[Text passage]
Ford v. Town of Meeker

64 Colo. 201 | Colo. | 1918

Opinion by

Mr. Justice Allen :

The plaintiff in error, P. P. Ford, built a system of water works for the defendant in error, the town of Meeker, under a contract entered into on January 2, 1906. Prior to July 17, 1907, the town made payments to the contractor, the plaintiff in error, on account, and under the construction contract. On the date last mentioned a settlement and agreement as to the balance due from the town of Meeker to the plaintiff in error was had between the parties, and an account was then stated between them. This statement, account stated, and agreement was in writing, and is as follows:

“It is hereby agreed by and between the Board of Trustees of the Town of Meeker, party of the first part, and P. P. Ford, contractor of the water works system, party of the second part:

First. That the water works system constructed by said second party for said town under contract dated January 2. 1906, is accepted fyy said town, except as to the hydrants and gate at intake, which said contractor agrees to complete under said contract within one month from the date of this agreement.

Second. That there is due said contractor from said town under original contract the sum of twelve thousand one hundred seventy-two and 98/100 dollars ($12,172.98).

Third. That there is due said contractor from said town for extras over and above said contract price the sum of one thousand nine hundred and forty-nine and 18/100 dollars ($1,949.18), making a total due said contractor from said town of fourteen thousand one hundred ánd twenty-two and 16/100 dollars ($14,122.16).

Fourth. That of said total amount ten per cent of forty-five thousand dollars, or four thousand five hundred dollars ($4,500.00), is to be retained by said town for one month for replacements and repairs.

[Dataset]
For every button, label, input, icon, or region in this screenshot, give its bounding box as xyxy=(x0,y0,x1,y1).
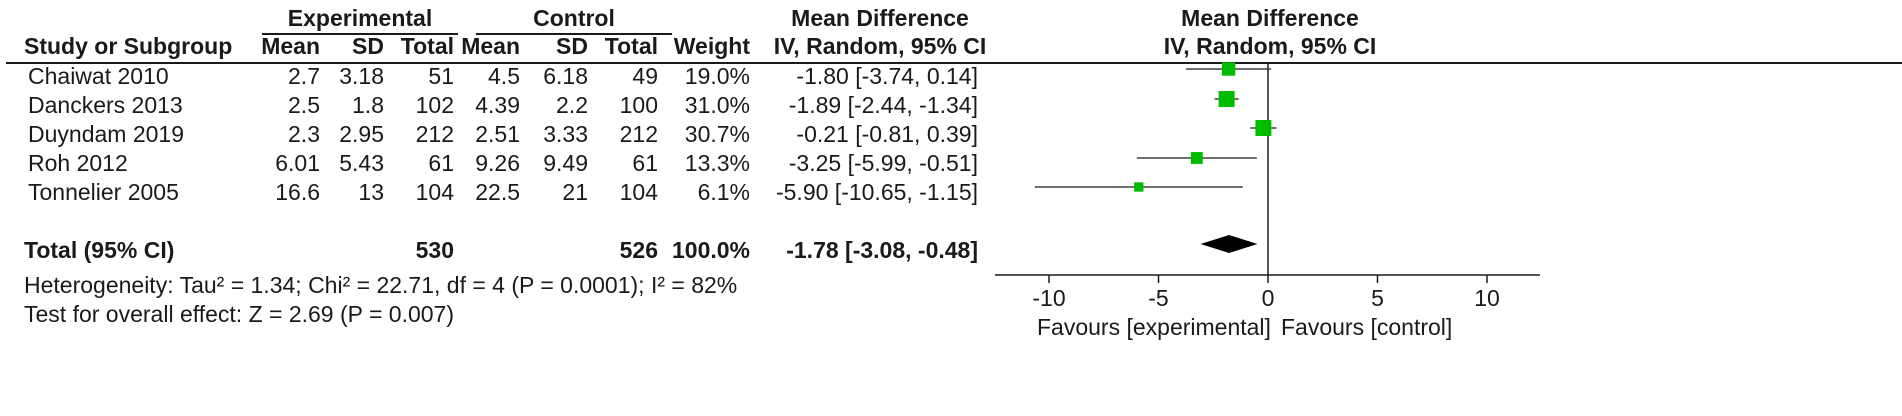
col-header-ctl-mean: Mean xyxy=(461,33,520,59)
experimental-group-header: Experimental xyxy=(287,5,433,31)
x-tick-label: 10 xyxy=(1474,285,1500,311)
header-rule xyxy=(6,62,1902,64)
ctl-sd: 2.2 xyxy=(556,92,588,118)
study-name: Chaiwat 2010 xyxy=(28,63,169,89)
ctl-sd: 9.49 xyxy=(543,150,588,176)
exp-mean: 2.5 xyxy=(288,92,320,118)
ctl-total: 212 xyxy=(619,121,658,147)
ctl-sd: 6.18 xyxy=(543,63,588,89)
control-group-header: Control xyxy=(533,5,615,31)
col-header-study: Study or Subgroup xyxy=(24,33,233,59)
col-header-exp-total: Total xyxy=(400,33,454,59)
exp-sd: 1.8 xyxy=(352,92,384,118)
ctl-sd: 3.33 xyxy=(543,121,588,147)
exp-sd: 2.95 xyxy=(339,121,384,147)
exp-total: 104 xyxy=(415,179,454,205)
total-exp: 530 xyxy=(415,237,454,263)
study-marker xyxy=(1134,182,1144,192)
total-label: Total (95% CI) xyxy=(24,237,175,263)
favours-experimental-label: Favours [experimental] xyxy=(1037,314,1271,340)
heterogeneity-text: Heterogeneity: Tau² = 1.34; Chi² = 22.71… xyxy=(24,272,738,298)
exp-total: 61 xyxy=(428,150,454,176)
md-ci: -1.80 [-3.74, 0.14] xyxy=(796,63,978,89)
exp-sd: 13 xyxy=(358,179,384,205)
col-header-ctl-sd: SD xyxy=(556,33,588,59)
md-ci: -5.90 [-10.65, -1.15] xyxy=(775,179,978,205)
overall-effect-text: Test for overall effect: Z = 2.69 (P = 0… xyxy=(24,301,454,327)
md-ci: -1.89 [-2.44, -1.34] xyxy=(788,92,978,118)
exp-sd: 3.18 xyxy=(339,63,384,89)
weight: 31.0% xyxy=(684,92,750,118)
weight: 13.3% xyxy=(684,150,750,176)
x-tick-label: 5 xyxy=(1371,285,1384,311)
exp-mean: 6.01 xyxy=(275,150,320,176)
exp-total: 102 xyxy=(415,92,454,118)
favours-control-label: Favours [control] xyxy=(1281,314,1453,340)
study-name: Danckers 2013 xyxy=(28,92,183,118)
exp-mean: 16.6 xyxy=(275,179,320,205)
exp-total: 212 xyxy=(415,121,454,147)
ctl-mean: 2.51 xyxy=(475,121,520,147)
study-marker xyxy=(1221,62,1236,76)
ctl-mean: 4.5 xyxy=(488,63,520,89)
study-marker xyxy=(1190,152,1203,164)
study-name: Tonnelier 2005 xyxy=(28,179,179,205)
total-md-ci: -1.78 [-3.08, -0.48] xyxy=(786,237,978,263)
plot-title: Mean Difference xyxy=(1181,5,1359,31)
exp-sd: 5.43 xyxy=(339,150,384,176)
ctl-mean: 4.39 xyxy=(475,92,520,118)
study-name: Duyndam 2019 xyxy=(28,121,184,147)
study-marker xyxy=(1218,91,1235,107)
total-ctl: 526 xyxy=(619,237,658,263)
plot-method: IV, Random, 95% CI xyxy=(1163,33,1377,59)
exp-mean: 2.7 xyxy=(288,63,320,89)
col-header-ctl-total: Total xyxy=(604,33,658,59)
col-header-weight: Weight xyxy=(673,33,750,59)
experimental-underline xyxy=(262,33,458,35)
pooled-diamond xyxy=(1200,235,1258,253)
weight: 30.7% xyxy=(684,121,750,147)
ctl-total: 61 xyxy=(632,150,658,176)
study-marker xyxy=(1255,120,1272,136)
weight: 6.1% xyxy=(697,179,750,205)
x-tick-label: -5 xyxy=(1148,285,1168,311)
ctl-mean: 9.26 xyxy=(475,150,520,176)
col-header-exp-mean: Mean xyxy=(261,33,320,59)
exp-total: 51 xyxy=(428,63,454,89)
ctl-mean: 22.5 xyxy=(475,179,520,205)
col-header-md-method: IV, Random, 95% CI xyxy=(773,33,987,59)
exp-mean: 2.3 xyxy=(288,121,320,147)
x-tick-label: 0 xyxy=(1262,285,1275,311)
total-weight: 100.0% xyxy=(671,237,750,263)
md-ci: -0.21 [-0.81, 0.39] xyxy=(796,121,978,147)
col-header-exp-sd: SD xyxy=(352,33,384,59)
ctl-total: 49 xyxy=(632,63,658,89)
study-name: Roh 2012 xyxy=(28,150,128,176)
ctl-sd: 21 xyxy=(562,179,588,205)
control-underline xyxy=(476,33,672,35)
x-tick-label: -10 xyxy=(1032,285,1065,311)
ctl-total: 104 xyxy=(619,179,658,205)
weight: 19.0% xyxy=(684,63,750,89)
md-column-header: Mean Difference xyxy=(791,5,969,31)
ctl-total: 100 xyxy=(619,92,658,118)
md-ci: -3.25 [-5.99, -0.51] xyxy=(788,150,978,176)
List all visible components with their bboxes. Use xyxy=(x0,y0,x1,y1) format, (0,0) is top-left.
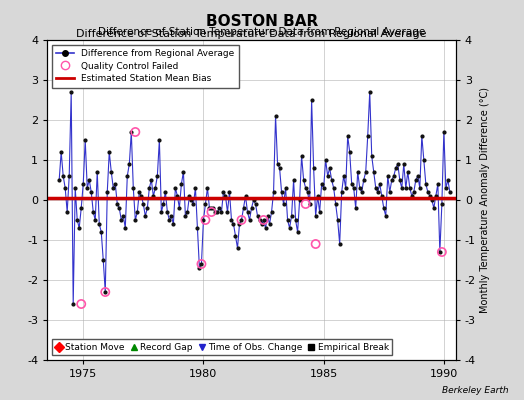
Point xyxy=(237,217,246,223)
Text: Berkeley Earth: Berkeley Earth xyxy=(442,386,508,395)
Point xyxy=(259,217,268,223)
Y-axis label: Monthly Temperature Anomaly Difference (°C): Monthly Temperature Anomaly Difference (… xyxy=(480,87,490,313)
Point xyxy=(77,301,85,307)
Point xyxy=(201,217,210,223)
Point xyxy=(438,249,446,255)
Point xyxy=(311,241,320,247)
Text: BOSTON BAR: BOSTON BAR xyxy=(206,14,318,29)
Point xyxy=(101,289,110,295)
Point xyxy=(197,261,205,267)
Point xyxy=(131,129,139,135)
Text: Difference of Station Temperature Data from Regional Average: Difference of Station Temperature Data f… xyxy=(99,27,425,37)
Legend: Station Move, Record Gap, Time of Obs. Change, Empirical Break: Station Move, Record Gap, Time of Obs. C… xyxy=(52,339,392,356)
Title: Difference of Station Temperature Data from Regional Average: Difference of Station Temperature Data f… xyxy=(77,29,427,39)
Point xyxy=(301,201,310,207)
Point xyxy=(208,209,216,215)
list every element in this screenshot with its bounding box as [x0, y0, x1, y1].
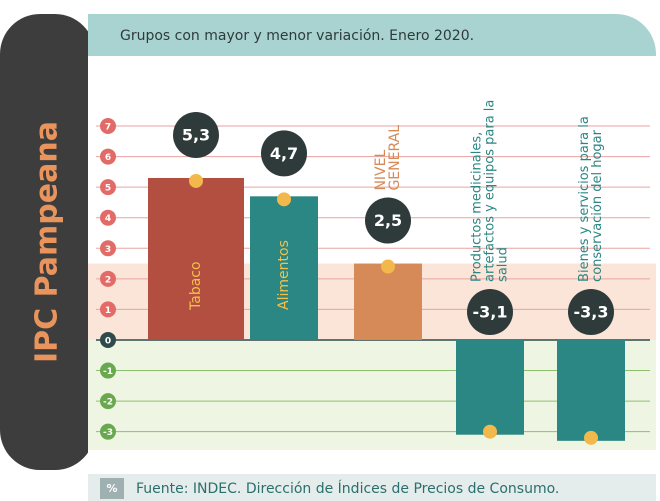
y-tick-label: 4: [105, 214, 111, 224]
unit-label: %: [106, 482, 117, 495]
source: Fuente: INDEC. Dirección de Índices de P…: [136, 480, 559, 497]
bar-end-dot: [277, 192, 291, 206]
y-tick-label: 7: [105, 123, 111, 133]
value-label: 5,3: [182, 125, 210, 144]
chart: Grupos con mayor y menor variación. Ener…: [0, 0, 660, 501]
side-title: IPC Pampeana: [30, 121, 65, 363]
value-label: 2,5: [374, 211, 402, 230]
infographic: Grupos con mayor y menor variación. Ener…: [0, 0, 660, 501]
value-label: 4,7: [270, 144, 298, 163]
y-tick-label: 2: [105, 275, 111, 285]
bar-end-dot: [381, 260, 395, 274]
value-label: -3,3: [574, 302, 609, 321]
y-tick-label: 0: [105, 336, 111, 346]
chart-title: Grupos con mayor y menor variación. Ener…: [120, 28, 474, 44]
bar: [354, 264, 422, 340]
y-tick-label: -1: [103, 367, 113, 377]
bar-end-dot: [483, 425, 497, 439]
y-tick-label: 5: [105, 184, 111, 194]
bar-end-dot: [189, 174, 203, 188]
category-label: Bienes y servicios para la conservación …: [578, 88, 604, 282]
category-label: Productos medicinales, artefactos y equi…: [471, 88, 510, 282]
y-tick-label: 3: [105, 245, 111, 255]
bar: [456, 340, 524, 435]
y-tick-label: 6: [105, 153, 111, 163]
category-label: Tabaco: [188, 261, 204, 311]
bar: [148, 178, 244, 340]
category-label: NIVEL GENERAL: [374, 92, 402, 191]
y-tick-label: -2: [103, 398, 113, 408]
bar-end-dot: [584, 431, 598, 445]
y-tick-label: 1: [105, 306, 111, 316]
y-tick-label: -3: [103, 428, 113, 438]
value-label: -3,1: [473, 302, 508, 321]
bar: [557, 340, 625, 441]
category-label: Alimentos: [276, 240, 292, 310]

[Task 1]
Answer these questions about the court opinion on the Meeker water works:
(a) On what date was the construction contract between the town and P. P. Ford entered into?
(b) What sum was due to the contractor for extras over and above the contract price?
(c) How much of the total is the town to keep, and for how long?
[Task 2] Pick up the court opinion on the Meeker water works after its last sentence and keep writing it.

[Exercise answer 1]
(a) January 2, 1906.
(b) $1,949.18.
(c) $4,500.00, kept for one month.

[Exercise answer 2]
Fifth, That there shall also be retained intact by said *203town the sum of four thousand seven hundred thirty-one and 88/100 dollars ($4,731.88), claimed as due from said contractor to the Washington Pipe & Foundry Company of Tacoma, Washington, until satisfactory adjustment of said claim is made between said contractor and said company.

Sixth. That the said contractor be now paid by said town the sum of four thousand eight hundred ninety and 28/100 dollars ($4,890.28).

Seventh. That the said ten per cent above retained be paid to said contractor one month from date, less such sums as may have been expended for necessary replacements and repairs, and such claims as may be filed against said contractor.

In witness whereof, said parties have hereunto set their hands and seals, this 17th day of July, A. D. 1907, the said town signing by its mayor, he being thereunto duly authorized by resolution of Board of Trustees of said town of even date herewith.

The Town of Meeker,

(Seal) By Lee Peterson, Mayor.

Attest: P. P. Ford.

T. B. Scott, Town Clerk.”

At the time of the making of this contract of July 17, 1907, the town paid Ford the sum of $4,890.28, as agreed in paragraph Sixth of the contract, and on September 5, 1907, the town paid the contractor the further sum of $3,000.

This action is brought on the contract of July 17, 1907, by the contractor, the plaintiff in error, plaintiff below, to recover the sum of $6,231.88, alleged to be due under the contract last mentioned including the sum of $4,731.88 mentioned in paragraph Fifth thereof. The last named sum is claimed by the plaintiff upon the ground that it was wrongfully paid over by the town to the Washington Pipe & Foundry Company. The complaint also contains a second cause of action wherein the plaintiff seeks to recover the sum of $105 for certain material alleged to have been delivered to and accepted by the town.

*204Upon trial, and at the close of the plaintiff’s evidence, the trial court granted the defendant town’s motion for a non-suit, and the sustaining of such motion is assigned as error.

As to the first cause of action, the same relating to plaintiff’s demand under the contract of July 17, 1907, the ground of the defendant’s motion for a non-suit is, that the plaintiff contractor failed to prove or to allege that he filed with the town of Meeker the contractor’s verified statement, provided for by section 2, chapter 124, Session Laws, 1899. The statute in question, sec. 5407 R. S. 1908, sec. 6051 Mills Ann. Sts. 1912, provides that:

“Before any payment shall be made to the contractor as may be provided for in the contract for the construction of such public works, the contractor shall present to the * * * trustees of towns * * * a statement in writing showing the amounts owing by him for labor performed or materials furnished, and the names of the persons to whom such sums are due.' * * *”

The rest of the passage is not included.